• **Task brief**:
Spot every line with the word "zeer" and return it.
** Start **
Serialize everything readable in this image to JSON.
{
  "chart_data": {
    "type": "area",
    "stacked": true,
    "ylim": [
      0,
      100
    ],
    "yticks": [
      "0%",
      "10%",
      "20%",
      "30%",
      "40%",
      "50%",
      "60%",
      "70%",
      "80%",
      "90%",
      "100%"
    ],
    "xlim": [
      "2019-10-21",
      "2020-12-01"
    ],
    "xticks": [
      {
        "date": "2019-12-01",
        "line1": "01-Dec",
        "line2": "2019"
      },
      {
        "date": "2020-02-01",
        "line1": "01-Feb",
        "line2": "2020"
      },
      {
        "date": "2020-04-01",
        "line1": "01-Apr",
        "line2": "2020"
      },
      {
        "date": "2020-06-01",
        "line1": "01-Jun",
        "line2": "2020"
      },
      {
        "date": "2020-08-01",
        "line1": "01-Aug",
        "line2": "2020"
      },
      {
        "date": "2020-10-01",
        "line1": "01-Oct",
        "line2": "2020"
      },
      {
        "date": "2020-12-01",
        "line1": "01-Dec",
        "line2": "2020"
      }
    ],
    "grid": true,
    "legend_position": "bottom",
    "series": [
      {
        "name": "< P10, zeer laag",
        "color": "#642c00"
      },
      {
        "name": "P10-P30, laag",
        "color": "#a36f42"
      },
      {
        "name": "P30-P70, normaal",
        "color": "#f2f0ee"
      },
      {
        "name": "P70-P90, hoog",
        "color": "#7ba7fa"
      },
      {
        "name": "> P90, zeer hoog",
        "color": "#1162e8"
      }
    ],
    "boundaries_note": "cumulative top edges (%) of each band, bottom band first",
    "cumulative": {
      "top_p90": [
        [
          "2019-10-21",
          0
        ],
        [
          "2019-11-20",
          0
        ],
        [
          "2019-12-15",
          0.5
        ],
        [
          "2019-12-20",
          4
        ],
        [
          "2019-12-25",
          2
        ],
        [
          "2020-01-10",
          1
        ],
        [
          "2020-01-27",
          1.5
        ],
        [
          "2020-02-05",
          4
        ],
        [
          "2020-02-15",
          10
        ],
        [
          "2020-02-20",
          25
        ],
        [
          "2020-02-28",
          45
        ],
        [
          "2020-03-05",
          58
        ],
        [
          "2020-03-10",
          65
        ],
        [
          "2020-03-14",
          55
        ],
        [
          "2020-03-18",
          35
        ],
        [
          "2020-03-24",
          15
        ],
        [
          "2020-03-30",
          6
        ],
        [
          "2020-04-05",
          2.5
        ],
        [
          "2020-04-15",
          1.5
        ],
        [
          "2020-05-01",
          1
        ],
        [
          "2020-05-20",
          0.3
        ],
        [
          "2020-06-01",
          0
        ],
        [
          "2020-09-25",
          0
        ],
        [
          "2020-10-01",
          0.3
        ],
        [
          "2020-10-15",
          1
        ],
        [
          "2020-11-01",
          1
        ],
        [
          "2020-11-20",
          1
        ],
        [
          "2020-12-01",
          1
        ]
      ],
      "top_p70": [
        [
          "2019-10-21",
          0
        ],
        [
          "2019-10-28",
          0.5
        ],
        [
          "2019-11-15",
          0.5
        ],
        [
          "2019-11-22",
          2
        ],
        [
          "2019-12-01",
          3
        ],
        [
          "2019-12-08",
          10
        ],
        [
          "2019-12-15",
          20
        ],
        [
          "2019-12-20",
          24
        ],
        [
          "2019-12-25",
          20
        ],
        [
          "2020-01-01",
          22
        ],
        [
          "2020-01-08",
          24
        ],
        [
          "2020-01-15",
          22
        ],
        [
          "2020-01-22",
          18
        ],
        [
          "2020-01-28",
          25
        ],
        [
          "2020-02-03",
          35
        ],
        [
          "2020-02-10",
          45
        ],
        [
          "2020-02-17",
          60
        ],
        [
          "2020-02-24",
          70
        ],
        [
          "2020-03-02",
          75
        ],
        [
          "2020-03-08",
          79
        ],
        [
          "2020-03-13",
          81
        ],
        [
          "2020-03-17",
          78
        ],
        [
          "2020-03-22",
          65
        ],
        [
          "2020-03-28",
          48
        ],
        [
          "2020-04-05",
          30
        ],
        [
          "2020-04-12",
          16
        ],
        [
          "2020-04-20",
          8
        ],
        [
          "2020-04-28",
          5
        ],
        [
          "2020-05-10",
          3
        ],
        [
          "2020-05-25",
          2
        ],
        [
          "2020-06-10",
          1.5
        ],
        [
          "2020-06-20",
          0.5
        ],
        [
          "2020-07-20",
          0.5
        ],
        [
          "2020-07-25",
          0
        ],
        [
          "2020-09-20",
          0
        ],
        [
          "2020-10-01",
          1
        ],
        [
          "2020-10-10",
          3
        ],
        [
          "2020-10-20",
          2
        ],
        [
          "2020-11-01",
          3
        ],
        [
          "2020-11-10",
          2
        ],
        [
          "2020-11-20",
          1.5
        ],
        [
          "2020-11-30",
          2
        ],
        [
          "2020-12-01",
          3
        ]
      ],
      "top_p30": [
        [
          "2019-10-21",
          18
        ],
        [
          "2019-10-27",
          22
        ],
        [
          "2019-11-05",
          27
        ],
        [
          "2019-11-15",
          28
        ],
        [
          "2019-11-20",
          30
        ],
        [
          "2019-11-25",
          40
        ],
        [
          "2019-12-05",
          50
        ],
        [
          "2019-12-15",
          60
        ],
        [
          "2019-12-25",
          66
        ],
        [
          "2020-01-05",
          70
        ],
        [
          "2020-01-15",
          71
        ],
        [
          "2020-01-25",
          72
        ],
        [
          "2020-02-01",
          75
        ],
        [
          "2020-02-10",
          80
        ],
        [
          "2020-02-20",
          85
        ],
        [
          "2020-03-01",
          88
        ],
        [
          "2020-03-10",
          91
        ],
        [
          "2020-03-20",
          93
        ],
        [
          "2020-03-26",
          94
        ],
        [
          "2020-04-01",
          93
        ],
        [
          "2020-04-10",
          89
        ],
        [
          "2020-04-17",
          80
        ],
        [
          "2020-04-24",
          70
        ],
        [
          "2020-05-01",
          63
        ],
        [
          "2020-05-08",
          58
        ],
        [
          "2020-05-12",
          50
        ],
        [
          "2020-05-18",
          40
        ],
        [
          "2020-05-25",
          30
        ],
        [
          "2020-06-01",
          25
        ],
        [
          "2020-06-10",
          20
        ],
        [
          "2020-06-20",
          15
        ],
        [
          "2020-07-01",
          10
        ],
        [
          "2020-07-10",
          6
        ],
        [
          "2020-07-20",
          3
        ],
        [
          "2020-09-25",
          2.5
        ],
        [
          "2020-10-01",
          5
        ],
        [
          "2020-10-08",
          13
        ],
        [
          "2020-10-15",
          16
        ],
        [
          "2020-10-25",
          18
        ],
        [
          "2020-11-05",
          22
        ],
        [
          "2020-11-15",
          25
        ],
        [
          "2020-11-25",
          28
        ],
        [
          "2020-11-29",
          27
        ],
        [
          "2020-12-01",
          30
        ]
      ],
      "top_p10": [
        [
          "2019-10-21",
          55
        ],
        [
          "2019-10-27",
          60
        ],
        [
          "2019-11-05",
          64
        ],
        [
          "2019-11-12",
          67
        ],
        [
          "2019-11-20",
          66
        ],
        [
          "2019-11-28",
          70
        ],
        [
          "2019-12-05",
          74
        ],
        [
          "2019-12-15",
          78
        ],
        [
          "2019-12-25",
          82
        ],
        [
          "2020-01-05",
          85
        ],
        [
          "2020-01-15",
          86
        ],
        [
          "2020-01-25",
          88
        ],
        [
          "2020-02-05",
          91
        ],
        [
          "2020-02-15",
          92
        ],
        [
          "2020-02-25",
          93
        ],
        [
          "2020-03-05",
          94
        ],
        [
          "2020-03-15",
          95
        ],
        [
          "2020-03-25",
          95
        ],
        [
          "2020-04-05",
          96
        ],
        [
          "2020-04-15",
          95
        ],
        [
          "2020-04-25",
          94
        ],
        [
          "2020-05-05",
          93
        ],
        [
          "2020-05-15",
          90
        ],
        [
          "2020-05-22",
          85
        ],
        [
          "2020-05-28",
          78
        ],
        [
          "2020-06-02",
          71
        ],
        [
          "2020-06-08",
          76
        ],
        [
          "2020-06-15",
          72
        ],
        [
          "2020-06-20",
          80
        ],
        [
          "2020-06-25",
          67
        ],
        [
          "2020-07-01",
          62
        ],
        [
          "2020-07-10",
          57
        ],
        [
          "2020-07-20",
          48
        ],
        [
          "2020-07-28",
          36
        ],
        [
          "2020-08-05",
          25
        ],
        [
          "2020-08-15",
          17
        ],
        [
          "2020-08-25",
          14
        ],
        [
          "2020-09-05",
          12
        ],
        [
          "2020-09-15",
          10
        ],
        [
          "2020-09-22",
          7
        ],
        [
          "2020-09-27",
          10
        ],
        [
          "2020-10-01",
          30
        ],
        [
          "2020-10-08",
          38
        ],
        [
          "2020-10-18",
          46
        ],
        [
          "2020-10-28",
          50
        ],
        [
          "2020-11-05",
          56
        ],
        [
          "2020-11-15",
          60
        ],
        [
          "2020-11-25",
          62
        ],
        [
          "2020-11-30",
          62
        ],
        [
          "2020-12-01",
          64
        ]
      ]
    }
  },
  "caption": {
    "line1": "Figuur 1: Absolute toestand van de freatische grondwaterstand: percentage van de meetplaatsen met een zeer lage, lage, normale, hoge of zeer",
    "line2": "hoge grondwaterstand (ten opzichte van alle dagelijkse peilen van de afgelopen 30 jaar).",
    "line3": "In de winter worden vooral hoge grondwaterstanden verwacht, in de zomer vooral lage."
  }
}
** End **
• **Exercise solution**:
        "name": "< P10, zeer laag",
        "name": "> P90, zeer hoog",
    "line1": "Figuur 1: Absolute toestand van de freatische grondwaterstand: percentage van de meetplaatsen met een zeer lage, lage, normale, hoge of zeer",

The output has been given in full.